(Given entries):
═══

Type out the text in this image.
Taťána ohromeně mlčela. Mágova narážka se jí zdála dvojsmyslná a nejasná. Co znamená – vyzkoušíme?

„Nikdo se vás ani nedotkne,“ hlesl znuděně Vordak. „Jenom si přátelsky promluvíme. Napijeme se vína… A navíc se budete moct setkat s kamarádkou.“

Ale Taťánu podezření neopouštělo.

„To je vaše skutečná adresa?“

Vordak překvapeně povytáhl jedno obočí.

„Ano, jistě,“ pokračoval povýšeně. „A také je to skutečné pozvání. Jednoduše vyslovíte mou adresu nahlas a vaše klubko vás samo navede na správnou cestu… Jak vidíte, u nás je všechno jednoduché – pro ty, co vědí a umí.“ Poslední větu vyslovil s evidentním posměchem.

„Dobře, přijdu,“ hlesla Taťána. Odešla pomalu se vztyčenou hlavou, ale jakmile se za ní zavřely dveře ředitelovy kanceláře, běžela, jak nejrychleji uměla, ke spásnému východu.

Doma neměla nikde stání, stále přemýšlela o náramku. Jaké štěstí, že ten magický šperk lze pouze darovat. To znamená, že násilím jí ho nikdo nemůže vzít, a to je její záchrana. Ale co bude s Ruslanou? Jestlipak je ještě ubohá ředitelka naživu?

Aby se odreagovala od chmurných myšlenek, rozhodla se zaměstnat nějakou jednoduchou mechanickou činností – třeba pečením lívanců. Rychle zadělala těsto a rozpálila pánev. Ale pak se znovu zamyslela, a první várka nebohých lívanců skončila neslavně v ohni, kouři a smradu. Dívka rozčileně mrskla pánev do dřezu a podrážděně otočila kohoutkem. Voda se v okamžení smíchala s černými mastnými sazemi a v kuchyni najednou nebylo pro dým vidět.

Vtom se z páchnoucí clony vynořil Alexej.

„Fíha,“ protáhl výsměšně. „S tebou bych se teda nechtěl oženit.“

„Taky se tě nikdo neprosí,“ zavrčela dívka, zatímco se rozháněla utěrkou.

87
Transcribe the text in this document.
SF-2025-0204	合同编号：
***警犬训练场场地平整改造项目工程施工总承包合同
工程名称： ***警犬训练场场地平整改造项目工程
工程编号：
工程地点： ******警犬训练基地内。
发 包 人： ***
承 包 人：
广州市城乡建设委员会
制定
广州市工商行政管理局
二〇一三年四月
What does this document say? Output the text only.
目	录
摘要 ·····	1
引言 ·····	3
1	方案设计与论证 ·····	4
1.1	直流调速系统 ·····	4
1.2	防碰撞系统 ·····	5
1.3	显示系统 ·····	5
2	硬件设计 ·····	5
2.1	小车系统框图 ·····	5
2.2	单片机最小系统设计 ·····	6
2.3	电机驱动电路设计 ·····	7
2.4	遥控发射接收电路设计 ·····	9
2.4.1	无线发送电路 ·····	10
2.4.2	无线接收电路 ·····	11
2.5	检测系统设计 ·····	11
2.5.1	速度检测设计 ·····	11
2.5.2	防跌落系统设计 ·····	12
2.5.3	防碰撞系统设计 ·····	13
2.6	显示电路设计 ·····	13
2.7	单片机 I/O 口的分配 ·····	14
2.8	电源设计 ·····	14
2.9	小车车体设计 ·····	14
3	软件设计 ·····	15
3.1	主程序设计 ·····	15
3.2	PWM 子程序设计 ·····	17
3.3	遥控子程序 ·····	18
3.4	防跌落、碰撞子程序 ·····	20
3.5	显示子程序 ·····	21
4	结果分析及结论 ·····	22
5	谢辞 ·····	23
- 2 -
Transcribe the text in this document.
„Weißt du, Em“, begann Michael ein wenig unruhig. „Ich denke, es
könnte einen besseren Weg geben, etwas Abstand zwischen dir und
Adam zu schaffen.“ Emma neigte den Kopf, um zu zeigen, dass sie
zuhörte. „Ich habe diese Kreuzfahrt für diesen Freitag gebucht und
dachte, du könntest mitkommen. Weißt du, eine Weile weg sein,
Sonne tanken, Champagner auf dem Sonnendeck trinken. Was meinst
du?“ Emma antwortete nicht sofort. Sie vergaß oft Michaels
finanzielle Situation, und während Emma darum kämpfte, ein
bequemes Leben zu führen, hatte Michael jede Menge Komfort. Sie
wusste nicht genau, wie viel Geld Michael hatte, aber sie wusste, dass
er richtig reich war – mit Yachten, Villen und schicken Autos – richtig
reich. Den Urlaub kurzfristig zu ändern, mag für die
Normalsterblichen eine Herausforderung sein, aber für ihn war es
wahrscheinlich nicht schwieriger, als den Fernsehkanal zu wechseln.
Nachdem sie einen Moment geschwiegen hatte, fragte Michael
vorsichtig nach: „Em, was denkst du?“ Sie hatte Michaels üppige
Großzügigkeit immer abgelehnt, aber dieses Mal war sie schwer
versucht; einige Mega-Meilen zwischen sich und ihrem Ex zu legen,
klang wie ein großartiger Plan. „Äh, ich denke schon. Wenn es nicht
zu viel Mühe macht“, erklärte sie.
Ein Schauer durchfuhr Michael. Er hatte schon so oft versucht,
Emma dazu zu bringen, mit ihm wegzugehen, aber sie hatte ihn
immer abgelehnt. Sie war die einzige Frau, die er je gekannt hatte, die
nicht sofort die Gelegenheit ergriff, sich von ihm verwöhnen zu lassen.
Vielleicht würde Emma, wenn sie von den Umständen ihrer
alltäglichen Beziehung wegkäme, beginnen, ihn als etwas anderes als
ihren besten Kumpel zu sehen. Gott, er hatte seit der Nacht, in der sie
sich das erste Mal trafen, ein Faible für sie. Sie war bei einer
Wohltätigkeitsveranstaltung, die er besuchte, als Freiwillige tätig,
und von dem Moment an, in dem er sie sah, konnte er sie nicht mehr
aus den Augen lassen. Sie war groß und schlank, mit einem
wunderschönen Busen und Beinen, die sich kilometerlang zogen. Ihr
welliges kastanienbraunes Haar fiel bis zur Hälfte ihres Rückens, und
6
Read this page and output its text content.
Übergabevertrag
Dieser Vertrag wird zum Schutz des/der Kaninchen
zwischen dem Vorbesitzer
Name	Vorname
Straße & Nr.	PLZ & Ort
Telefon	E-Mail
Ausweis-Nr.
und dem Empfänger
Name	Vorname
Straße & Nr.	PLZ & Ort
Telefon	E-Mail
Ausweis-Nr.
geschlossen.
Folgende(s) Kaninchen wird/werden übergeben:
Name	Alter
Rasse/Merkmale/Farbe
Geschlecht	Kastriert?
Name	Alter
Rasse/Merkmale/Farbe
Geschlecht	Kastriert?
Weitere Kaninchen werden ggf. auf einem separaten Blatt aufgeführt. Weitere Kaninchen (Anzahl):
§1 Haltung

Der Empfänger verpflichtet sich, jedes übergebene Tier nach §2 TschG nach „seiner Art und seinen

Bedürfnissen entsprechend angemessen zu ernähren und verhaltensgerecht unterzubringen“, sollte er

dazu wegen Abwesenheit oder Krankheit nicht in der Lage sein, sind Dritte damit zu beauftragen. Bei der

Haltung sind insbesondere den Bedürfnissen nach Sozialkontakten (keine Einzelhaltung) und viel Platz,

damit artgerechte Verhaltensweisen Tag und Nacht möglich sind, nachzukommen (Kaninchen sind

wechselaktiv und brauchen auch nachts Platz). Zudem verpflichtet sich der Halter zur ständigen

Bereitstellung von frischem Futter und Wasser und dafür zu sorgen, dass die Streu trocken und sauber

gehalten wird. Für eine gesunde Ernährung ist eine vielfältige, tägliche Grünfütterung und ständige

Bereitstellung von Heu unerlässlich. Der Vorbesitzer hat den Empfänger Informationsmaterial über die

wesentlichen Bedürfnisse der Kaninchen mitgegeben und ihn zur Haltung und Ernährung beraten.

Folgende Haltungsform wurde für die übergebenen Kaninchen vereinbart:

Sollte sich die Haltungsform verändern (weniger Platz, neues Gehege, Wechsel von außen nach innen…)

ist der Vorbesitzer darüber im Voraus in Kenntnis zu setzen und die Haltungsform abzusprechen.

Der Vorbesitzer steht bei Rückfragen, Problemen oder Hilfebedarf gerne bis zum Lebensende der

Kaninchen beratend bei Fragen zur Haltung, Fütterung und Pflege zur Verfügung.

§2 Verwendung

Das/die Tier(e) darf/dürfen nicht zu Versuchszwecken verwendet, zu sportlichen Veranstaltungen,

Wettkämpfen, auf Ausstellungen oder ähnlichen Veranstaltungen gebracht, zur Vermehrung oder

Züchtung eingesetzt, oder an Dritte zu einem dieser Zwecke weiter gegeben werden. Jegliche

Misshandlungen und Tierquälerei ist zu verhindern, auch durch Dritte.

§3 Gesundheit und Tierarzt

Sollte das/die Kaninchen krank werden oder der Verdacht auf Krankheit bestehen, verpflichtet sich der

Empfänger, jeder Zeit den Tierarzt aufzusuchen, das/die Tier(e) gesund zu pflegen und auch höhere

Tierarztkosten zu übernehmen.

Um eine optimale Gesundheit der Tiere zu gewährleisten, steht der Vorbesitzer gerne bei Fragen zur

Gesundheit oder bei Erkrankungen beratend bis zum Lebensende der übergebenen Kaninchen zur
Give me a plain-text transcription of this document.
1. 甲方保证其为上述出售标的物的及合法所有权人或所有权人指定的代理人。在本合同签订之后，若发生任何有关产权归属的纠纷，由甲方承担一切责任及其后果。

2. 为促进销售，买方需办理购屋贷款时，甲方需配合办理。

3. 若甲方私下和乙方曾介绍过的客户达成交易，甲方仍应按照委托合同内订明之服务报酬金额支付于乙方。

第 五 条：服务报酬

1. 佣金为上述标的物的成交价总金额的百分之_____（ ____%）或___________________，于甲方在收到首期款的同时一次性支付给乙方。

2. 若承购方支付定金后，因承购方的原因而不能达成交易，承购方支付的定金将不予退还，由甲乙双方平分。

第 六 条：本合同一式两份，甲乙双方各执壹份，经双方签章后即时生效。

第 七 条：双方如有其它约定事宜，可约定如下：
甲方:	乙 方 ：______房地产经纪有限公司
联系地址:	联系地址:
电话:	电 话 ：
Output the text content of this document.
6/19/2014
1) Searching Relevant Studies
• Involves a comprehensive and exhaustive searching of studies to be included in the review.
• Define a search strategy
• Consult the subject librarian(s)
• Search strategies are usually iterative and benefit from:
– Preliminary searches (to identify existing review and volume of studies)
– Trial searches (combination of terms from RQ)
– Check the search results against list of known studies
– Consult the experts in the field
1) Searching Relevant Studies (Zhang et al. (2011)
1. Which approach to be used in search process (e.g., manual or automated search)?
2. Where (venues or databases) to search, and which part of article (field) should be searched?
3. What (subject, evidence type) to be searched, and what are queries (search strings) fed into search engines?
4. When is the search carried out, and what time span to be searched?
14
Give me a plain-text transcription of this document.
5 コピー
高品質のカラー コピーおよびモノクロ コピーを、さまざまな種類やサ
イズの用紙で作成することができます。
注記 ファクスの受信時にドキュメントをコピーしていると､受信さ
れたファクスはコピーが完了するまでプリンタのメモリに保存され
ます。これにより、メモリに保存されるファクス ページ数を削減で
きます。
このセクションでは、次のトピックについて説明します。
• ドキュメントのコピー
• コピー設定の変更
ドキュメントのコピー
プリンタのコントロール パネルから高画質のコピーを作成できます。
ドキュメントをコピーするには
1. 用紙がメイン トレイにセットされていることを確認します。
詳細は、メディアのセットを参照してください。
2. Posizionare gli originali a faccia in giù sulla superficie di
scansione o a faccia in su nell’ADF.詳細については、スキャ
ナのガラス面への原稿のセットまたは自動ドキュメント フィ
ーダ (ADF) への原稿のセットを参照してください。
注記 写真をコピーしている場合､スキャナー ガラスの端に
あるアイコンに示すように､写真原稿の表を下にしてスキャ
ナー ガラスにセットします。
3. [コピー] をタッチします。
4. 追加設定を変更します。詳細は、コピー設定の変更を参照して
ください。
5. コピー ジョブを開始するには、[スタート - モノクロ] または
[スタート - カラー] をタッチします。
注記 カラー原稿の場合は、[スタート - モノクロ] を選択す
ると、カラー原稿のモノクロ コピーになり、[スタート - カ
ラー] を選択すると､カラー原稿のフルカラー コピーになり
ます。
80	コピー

═══

(Requirements):
Lines containing the word "this" are to be tallied; report only the total.

(Complete response):
8